What is expected> Go over the entries below line by line, copying each one that contains the word "Quality".

═════ Raw records ═════

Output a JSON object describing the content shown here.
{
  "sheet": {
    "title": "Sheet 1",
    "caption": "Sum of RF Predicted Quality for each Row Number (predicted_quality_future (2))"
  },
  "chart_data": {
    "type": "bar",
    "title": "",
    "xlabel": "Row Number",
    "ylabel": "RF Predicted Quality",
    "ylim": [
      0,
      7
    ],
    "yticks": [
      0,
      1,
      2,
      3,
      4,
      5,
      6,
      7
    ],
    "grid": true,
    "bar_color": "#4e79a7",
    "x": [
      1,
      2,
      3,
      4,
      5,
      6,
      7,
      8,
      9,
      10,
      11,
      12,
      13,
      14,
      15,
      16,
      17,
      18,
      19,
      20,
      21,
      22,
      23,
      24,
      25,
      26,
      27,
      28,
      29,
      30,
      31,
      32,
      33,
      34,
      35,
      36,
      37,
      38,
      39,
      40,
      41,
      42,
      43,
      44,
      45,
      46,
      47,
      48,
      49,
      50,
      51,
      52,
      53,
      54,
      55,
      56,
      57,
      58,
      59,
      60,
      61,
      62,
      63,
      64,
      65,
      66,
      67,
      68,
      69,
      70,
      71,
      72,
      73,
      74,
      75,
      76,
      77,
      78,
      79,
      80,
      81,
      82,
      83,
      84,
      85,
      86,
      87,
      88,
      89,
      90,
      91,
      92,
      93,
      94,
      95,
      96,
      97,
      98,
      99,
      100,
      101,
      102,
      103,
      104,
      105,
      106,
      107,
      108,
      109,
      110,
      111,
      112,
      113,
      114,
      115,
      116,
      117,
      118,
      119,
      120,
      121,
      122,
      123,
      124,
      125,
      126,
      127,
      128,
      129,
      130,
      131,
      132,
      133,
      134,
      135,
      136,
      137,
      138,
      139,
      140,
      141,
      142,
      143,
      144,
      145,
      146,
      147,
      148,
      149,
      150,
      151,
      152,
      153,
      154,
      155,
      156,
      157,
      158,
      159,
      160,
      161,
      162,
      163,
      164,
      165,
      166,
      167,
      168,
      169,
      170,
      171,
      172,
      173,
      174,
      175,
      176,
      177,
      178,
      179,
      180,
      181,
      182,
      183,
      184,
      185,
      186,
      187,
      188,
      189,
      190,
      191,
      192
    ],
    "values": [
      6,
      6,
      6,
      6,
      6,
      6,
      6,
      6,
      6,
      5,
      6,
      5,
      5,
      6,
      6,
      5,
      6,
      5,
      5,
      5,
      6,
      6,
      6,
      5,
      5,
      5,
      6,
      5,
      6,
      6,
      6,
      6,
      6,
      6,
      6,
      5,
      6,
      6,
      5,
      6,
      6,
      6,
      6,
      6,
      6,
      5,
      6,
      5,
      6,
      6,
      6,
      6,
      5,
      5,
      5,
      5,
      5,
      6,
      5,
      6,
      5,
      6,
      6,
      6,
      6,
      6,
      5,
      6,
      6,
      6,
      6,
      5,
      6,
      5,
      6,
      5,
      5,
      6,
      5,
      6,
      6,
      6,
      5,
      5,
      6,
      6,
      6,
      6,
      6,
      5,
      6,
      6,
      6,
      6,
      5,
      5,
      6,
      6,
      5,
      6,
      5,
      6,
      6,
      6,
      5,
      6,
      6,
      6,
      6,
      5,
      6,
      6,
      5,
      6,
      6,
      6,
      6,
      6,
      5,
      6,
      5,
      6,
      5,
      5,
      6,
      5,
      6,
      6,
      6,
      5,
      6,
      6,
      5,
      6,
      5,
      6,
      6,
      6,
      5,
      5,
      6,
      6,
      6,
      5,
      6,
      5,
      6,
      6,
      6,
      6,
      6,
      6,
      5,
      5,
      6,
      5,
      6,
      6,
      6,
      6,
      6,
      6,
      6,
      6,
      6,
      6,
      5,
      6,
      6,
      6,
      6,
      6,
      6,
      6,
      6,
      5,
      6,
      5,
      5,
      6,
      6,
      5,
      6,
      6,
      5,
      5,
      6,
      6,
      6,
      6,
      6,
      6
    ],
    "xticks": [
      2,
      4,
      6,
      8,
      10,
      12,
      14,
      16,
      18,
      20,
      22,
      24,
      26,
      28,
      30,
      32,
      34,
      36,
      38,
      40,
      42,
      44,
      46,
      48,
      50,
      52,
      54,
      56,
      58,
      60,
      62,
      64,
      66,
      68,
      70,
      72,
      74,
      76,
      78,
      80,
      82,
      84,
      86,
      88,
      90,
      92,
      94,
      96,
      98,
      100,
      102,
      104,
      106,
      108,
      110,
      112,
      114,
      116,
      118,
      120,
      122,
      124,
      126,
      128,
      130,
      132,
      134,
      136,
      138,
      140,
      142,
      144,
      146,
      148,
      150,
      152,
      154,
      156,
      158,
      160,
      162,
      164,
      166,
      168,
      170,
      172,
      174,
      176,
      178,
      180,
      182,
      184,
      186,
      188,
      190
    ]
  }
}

═════

Task response>
    "caption": "Sum of RF Predicted Quality for each Row Number (predicted_quality_future (2))"
    "ylabel": "RF Predicted Quality",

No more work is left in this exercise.